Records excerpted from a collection
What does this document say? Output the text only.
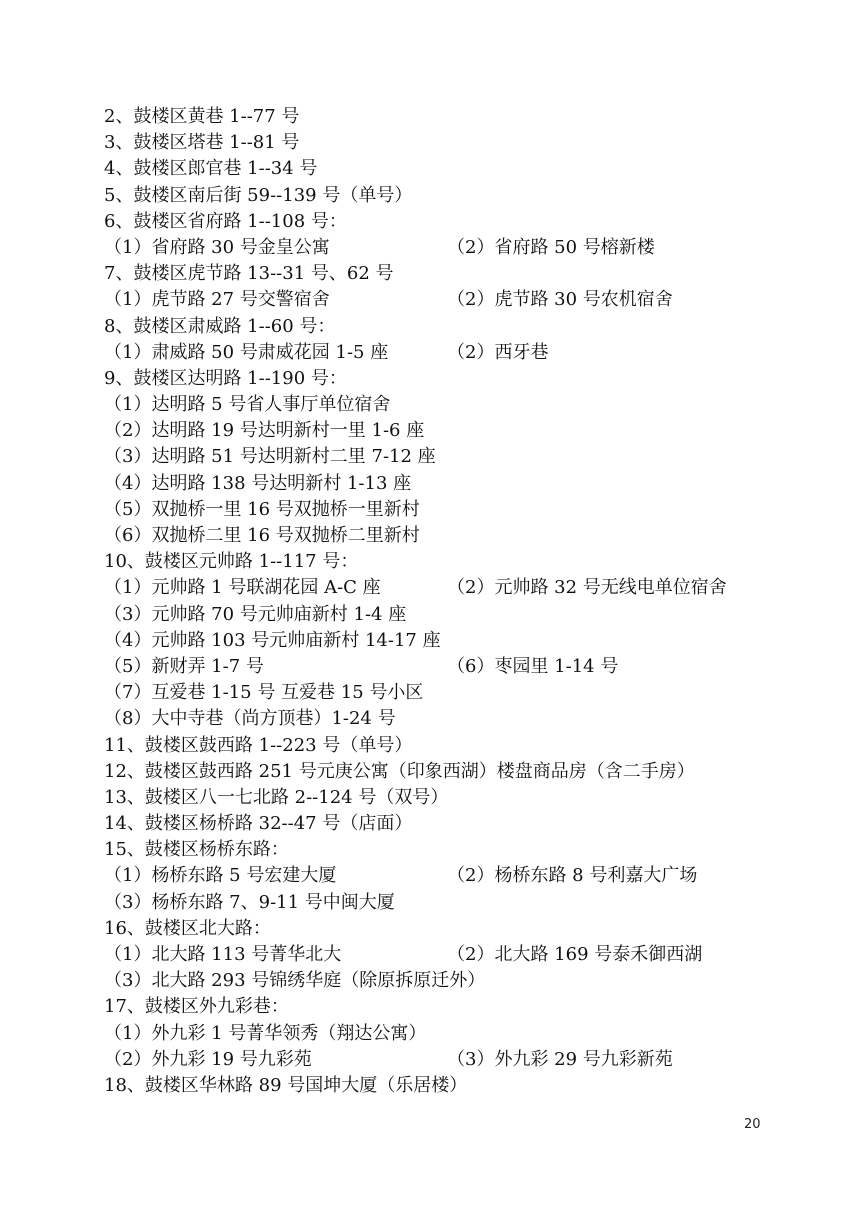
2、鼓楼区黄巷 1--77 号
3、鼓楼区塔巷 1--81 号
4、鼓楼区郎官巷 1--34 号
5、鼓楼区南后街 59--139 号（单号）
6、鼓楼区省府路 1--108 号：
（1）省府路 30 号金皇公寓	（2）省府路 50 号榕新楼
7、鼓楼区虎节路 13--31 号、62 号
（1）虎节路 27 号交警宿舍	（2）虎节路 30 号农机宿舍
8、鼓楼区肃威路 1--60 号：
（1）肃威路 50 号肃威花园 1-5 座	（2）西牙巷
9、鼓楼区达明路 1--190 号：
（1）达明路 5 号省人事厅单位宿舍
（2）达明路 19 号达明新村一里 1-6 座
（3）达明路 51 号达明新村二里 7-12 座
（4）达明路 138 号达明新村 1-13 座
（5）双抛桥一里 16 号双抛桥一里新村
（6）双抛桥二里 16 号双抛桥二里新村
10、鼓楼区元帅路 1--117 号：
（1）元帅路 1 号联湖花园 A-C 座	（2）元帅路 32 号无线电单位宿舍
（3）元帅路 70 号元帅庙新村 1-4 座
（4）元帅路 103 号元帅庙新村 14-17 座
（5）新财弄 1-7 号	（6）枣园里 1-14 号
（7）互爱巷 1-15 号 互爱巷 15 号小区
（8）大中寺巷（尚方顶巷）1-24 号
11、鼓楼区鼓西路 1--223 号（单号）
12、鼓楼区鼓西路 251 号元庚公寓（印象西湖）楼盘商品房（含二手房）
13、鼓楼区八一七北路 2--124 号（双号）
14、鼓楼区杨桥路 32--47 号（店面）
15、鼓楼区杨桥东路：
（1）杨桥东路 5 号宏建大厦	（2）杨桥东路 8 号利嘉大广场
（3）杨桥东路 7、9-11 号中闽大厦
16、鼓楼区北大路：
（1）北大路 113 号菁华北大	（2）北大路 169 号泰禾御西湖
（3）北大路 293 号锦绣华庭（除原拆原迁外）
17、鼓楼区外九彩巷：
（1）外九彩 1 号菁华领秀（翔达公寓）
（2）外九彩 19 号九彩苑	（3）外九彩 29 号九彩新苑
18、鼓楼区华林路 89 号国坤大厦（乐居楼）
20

* Written exercise *
The entries above should be reproduced exactly, without their pictures.

* Problem solution *
What does this document say? Output the text only.
2、鼓楼区黄巷 1--77 号
3、鼓楼区塔巷 1--81 号
4、鼓楼区郎官巷 1--34 号
5、鼓楼区南后街 59--139 号（单号）
6、鼓楼区省府路 1--108 号：
（1）省府路 30 号金皇公寓	（2）省府路 50 号榕新楼
7、鼓楼区虎节路 13--31 号、62 号
（1）虎节路 27 号交警宿舍	（2）虎节路 30 号农机宿舍
8、鼓楼区肃威路 1--60 号：
（1）肃威路 50 号肃威花园 1-5 座	（2）西牙巷
9、鼓楼区达明路 1--190 号：
（1）达明路 5 号省人事厅单位宿舍
（2）达明路 19 号达明新村一里 1-6 座
（3）达明路 51 号达明新村二里 7-12 座
（4）达明路 138 号达明新村 1-13 座
（5）双抛桥一里 16 号双抛桥一里新村
（6）双抛桥二里 16 号双抛桥二里新村
10、鼓楼区元帅路 1--117 号：
（1）元帅路 1 号联湖花园 A-C 座	（2）元帅路 32 号无线电单位宿舍
（3）元帅路 70 号元帅庙新村 1-4 座
（4）元帅路 103 号元帅庙新村 14-17 座
（5）新财弄 1-7 号	（6）枣园里 1-14 号
（7）互爱巷 1-15 号 互爱巷 15 号小区
（8）大中寺巷（尚方顶巷）1-24 号
11、鼓楼区鼓西路 1--223 号（单号）
12、鼓楼区鼓西路 251 号元庚公寓（印象西湖）楼盘商品房（含二手房）
13、鼓楼区八一七北路 2--124 号（双号）
14、鼓楼区杨桥路 32--47 号（店面）
15、鼓楼区杨桥东路：
（1）杨桥东路 5 号宏建大厦	（2）杨桥东路 8 号利嘉大广场
（3）杨桥东路 7、9-11 号中闽大厦
16、鼓楼区北大路：
（1）北大路 113 号菁华北大	（2）北大路 169 号泰禾御西湖
（3）北大路 293 号锦绣华庭（除原拆原迁外）
17、鼓楼区外九彩巷：
（1）外九彩 1 号菁华领秀（翔达公寓）
（2）外九彩 19 号九彩苑	（3）外九彩 29 号九彩新苑
18、鼓楼区华林路 89 号国坤大厦（乐居楼）
20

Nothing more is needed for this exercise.